## [What you have to do]
What is the count of lines that hold the word "salesCategory"? Give only the number.

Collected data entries
▶
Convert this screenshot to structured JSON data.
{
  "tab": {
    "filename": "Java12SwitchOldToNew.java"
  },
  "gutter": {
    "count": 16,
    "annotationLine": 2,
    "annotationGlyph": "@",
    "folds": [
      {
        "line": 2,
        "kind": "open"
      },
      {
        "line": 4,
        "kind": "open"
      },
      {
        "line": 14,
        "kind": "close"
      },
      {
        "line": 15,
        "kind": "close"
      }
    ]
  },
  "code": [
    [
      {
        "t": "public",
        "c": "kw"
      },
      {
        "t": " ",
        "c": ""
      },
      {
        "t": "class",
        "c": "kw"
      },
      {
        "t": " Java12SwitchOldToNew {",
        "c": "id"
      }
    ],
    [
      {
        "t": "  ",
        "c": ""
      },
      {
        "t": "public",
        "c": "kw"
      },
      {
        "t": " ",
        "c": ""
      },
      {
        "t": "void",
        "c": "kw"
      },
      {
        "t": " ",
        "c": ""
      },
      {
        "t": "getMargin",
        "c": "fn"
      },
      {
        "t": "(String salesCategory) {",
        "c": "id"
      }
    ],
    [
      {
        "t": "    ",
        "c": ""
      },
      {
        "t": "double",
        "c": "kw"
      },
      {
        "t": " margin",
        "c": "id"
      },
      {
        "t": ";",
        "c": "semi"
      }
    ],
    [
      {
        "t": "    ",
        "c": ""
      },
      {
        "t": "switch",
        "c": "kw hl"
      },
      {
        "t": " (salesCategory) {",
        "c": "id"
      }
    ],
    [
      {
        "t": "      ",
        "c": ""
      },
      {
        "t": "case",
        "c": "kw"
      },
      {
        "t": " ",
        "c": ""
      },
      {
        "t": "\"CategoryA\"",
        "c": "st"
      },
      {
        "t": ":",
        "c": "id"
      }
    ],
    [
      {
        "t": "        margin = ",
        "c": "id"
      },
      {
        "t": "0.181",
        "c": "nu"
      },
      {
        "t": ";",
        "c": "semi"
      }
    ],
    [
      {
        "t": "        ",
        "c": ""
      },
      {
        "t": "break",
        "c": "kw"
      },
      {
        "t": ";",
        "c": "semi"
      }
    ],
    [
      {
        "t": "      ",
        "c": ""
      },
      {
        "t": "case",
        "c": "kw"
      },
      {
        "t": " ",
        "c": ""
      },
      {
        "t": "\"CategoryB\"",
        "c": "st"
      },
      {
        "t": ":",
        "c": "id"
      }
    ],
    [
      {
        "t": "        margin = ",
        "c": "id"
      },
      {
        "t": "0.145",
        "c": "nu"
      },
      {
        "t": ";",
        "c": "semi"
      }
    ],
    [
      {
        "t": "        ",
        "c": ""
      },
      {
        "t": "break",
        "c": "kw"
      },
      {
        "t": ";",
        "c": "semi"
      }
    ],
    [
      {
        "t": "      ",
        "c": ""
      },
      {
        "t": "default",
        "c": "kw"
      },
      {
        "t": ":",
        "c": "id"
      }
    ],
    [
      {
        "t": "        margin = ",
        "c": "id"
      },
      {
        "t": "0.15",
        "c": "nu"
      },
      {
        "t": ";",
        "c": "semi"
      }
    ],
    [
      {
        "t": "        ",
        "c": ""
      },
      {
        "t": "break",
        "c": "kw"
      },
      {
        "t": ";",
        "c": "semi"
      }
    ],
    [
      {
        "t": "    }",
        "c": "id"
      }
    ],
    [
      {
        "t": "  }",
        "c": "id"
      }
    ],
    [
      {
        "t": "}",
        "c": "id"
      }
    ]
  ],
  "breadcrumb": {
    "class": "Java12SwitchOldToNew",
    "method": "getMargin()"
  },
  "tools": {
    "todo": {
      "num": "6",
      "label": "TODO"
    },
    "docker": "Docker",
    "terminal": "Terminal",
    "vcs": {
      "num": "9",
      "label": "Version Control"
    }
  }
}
◀
## [Final result]
2